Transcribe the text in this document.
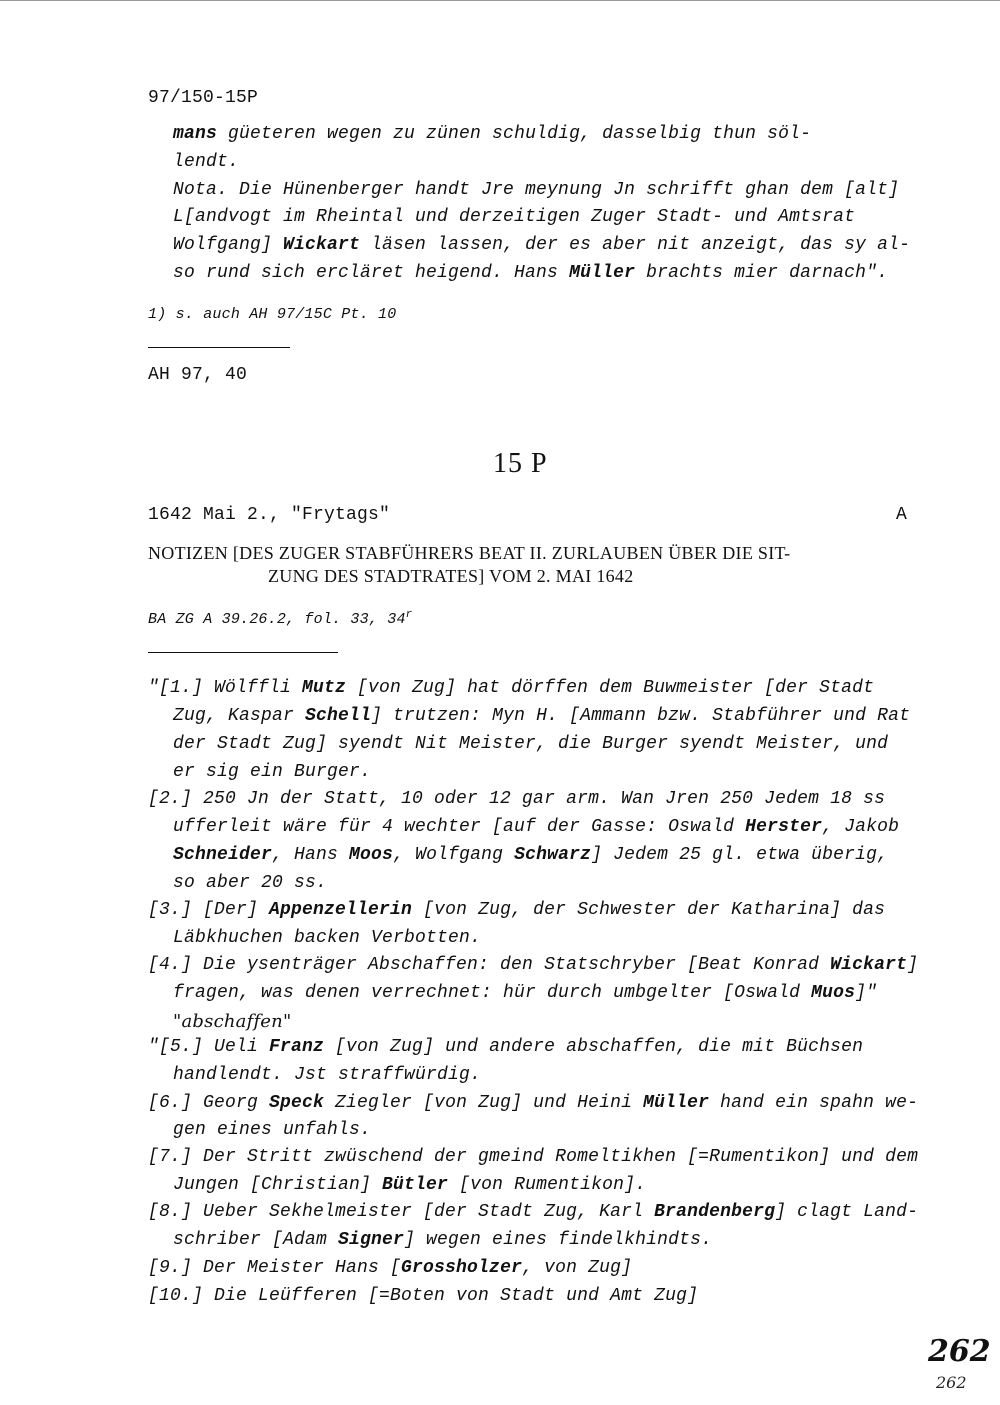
97/150-15P
mans güeteren wegen zu zünen schuldig, dasselbig thun söl-
lendt.
Nota. Die Hünenberger handt Jre meynung Jn schrifft ghan dem [alt]
L[andvogt im Rheintal und derzeitigen Zuger Stadt- und Amtsrat
Wolfgang] Wickart läsen lassen, der es aber nit anzeigt, das sy al-
so rund sich ercläret heigend. Hans Müller brachts mier darnach".
1) s. auch AH 97/15C Pt. 10
AH 97, 40
15 P
1642 Mai 2., "Frytags"	A
NOTIZEN [DES ZUGER STABFÜHRERS BEAT II. ZURLAUBEN ÜBER DIE SIT-
ZUNG DES STADTRATES] VOM 2. MAI 1642
BA ZG A 39.26.2, fol. 33, 34$^r$
"[1.] Wölffli Mutz [von Zug] hat dörffen dem Buwmeister [der Stadt
Zug, Kaspar Schell] trutzen: Myn H. [Ammann bzw. Stabführer und Rat
der Stadt Zug] syendt Nit Meister, die Burger syendt Meister, und
er sig ein Burger.
[2.] 250 Jn der Statt, 10 oder 12 gar arm. Wan Jren 250 Jedem 18 ss
ufferleit wäre für 4 wechter [auf der Gasse: Oswald Herster, Jakob
Schneider, Hans Moos, Wolfgang Schwarz] Jedem 25 gl. etwa überig,
so aber 20 ss.
[3.] [Der] Appenzellerin [von Zug, der Schwester der Katharina] das
Läbkhuchen backen Verbotten.
[4.] Die ysenträger Abschaffen: den Statschryber [Beat Konrad Wickart]
fragen, was denen verrechnet: hür durch umbgelter [Oswald Muos]"
"abschaffen"
"[5.] Ueli Franz [von Zug] und andere abschaffen, die mit Büchsen
handlendt. Jst straffwürdig.
[6.] Georg Speck Ziegler [von Zug] und Heini Müller hand ein spahn we-
gen eines unfahls.
[7.] Der Stritt zwüschend der gmeind Romeltikhen [=Rumentikon] und dem
Jungen [Christian] Bütler [von Rumentikon].
[8.] Ueber Sekhelmeister [der Stadt Zug, Karl Brandenberg] clagt Land-
schriber [Adam Signer] wegen eines findelkhindts.
[9.] Der Meister Hans [Grossholzer, von Zug]
[10.] Die Leüfferen [=Boten von Stadt und Amt Zug]
262
262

_Required work_
Your task is to return the entries above exactly, with no pictures.

_Completed task_
Transcribe the text in this document.
97/150-15P
mans güeteren wegen zu zünen schuldig, dasselbig thun söl-
lendt.
Nota. Die Hünenberger handt Jre meynung Jn schrifft ghan dem [alt]
L[andvogt im Rheintal und derzeitigen Zuger Stadt- und Amtsrat
Wolfgang] Wickart läsen lassen, der es aber nit anzeigt, das sy al-
so rund sich ercläret heigend. Hans Müller brachts mier darnach".
1) s. auch AH 97/15C Pt. 10
AH 97, 40
15 P
1642 Mai 2., "Frytags"	A
NOTIZEN [DES ZUGER STABFÜHRERS BEAT II. ZURLAUBEN ÜBER DIE SIT-
ZUNG DES STADTRATES] VOM 2. MAI 1642
BA ZG A 39.26.2, fol. 33, 34$^r$
"[1.] Wölffli Mutz [von Zug] hat dörffen dem Buwmeister [der Stadt
Zug, Kaspar Schell] trutzen: Myn H. [Ammann bzw. Stabführer und Rat
der Stadt Zug] syendt Nit Meister, die Burger syendt Meister, und
er sig ein Burger.
[2.] 250 Jn der Statt, 10 oder 12 gar arm. Wan Jren 250 Jedem 18 ss
ufferleit wäre für 4 wechter [auf der Gasse: Oswald Herster, Jakob
Schneider, Hans Moos, Wolfgang Schwarz] Jedem 25 gl. etwa überig,
so aber 20 ss.
[3.] [Der] Appenzellerin [von Zug, der Schwester der Katharina] das
Läbkhuchen backen Verbotten.
[4.] Die ysenträger Abschaffen: den Statschryber [Beat Konrad Wickart]
fragen, was denen verrechnet: hür durch umbgelter [Oswald Muos]"
"abschaffen"
"[5.] Ueli Franz [von Zug] und andere abschaffen, die mit Büchsen
handlendt. Jst straffwürdig.
[6.] Georg Speck Ziegler [von Zug] und Heini Müller hand ein spahn we-
gen eines unfahls.
[7.] Der Stritt zwüschend der gmeind Romeltikhen [=Rumentikon] und dem
Jungen [Christian] Bütler [von Rumentikon].
[8.] Ueber Sekhelmeister [der Stadt Zug, Karl Brandenberg] clagt Land-
schriber [Adam Signer] wegen eines findelkhindts.
[9.] Der Meister Hans [Grossholzer, von Zug]
[10.] Die Leüfferen [=Boten von Stadt und Amt Zug]
262
262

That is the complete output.